◆ **Activity**
Please answer the following questions using the smart home deals text below, and number each answer to match its question.
1. What discount do Philips Hue Starter Kits typically get?
2. What per-plug price do multi-packs of TP-Link Kasa and Tapo smart plugs drop to?
3. What support do Meross smart plugs offer?

◆ **Source passage**
=== Begin Enclosure ===

Premium Deals Worth Watching
Lighting
- Nanoleaf Shapes — Historically 40–50% off. If you\'ve ever wanted those hexagonal light panels on your wall, Black Friday is when you buy them. Starter kits should drop to $100–$120.
- Philips Hue Starter Kits — Typically 30% off. The White & Color A19 4-bulb + Bridge starter kit should hit around $110–$120 (normally $160+). This is the best entry point into the Hue ecosystem.
- LIFX bulbs — Usually 25–30% off on Amazon. Good alternative to Hue if you don\'t want a hub.
Smart Plugs and Switches
- TP-Link Kasa and Tapo products — Always deeply discounted. Multi-packs of smart plugs drop to $3–4 per plug. The Kasa HS103 4-pack often hits $20. At that price, buy two packs and automate everything in sight.
- Meross smart plugs — Similar pricing to Kasa, with HomeKit support. A 4-pack for around $25 is typical.

=== End Enclosure ===

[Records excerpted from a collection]
=== Begin Enclosure ===

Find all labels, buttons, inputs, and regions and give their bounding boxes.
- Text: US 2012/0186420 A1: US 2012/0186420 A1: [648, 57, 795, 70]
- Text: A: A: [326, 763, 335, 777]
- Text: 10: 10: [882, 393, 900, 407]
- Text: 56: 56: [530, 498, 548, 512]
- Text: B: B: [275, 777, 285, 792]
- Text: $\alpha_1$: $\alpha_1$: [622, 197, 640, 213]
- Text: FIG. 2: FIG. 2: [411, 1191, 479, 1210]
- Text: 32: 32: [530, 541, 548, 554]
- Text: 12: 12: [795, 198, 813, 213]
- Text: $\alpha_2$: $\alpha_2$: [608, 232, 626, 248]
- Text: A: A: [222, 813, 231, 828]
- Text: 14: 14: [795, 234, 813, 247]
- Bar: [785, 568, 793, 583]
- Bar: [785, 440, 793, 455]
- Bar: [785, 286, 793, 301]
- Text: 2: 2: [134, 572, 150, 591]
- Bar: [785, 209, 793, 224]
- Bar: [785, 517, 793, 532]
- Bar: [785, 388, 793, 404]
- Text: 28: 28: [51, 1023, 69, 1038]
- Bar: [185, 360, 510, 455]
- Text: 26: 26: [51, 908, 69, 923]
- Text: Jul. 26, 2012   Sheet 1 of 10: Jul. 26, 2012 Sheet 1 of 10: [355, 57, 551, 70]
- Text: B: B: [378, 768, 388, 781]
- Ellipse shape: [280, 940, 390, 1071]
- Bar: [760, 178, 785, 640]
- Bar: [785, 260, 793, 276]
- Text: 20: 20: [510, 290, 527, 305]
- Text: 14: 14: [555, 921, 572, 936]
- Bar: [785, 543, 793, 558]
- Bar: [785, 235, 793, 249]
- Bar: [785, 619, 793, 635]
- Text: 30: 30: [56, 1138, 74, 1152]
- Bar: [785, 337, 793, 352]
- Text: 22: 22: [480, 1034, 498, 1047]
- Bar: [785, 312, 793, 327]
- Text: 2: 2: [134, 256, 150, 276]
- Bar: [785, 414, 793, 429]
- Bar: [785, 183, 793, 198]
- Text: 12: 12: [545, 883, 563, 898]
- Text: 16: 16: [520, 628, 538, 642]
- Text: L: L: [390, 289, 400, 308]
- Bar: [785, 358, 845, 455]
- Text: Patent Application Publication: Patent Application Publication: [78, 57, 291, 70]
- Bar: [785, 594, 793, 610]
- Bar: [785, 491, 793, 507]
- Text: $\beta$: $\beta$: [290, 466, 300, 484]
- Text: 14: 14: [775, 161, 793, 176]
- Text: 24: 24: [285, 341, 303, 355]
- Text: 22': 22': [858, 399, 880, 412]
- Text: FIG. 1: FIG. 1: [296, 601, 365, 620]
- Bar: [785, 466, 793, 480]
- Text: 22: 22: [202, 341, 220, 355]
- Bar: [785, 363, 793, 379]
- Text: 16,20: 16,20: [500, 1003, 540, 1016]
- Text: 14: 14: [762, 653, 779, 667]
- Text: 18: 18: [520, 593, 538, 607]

=== End Enclosure ===

◆ **Written response**
1. Typically 30% off.
2. $3–4 per plug.
3. HomeKit support.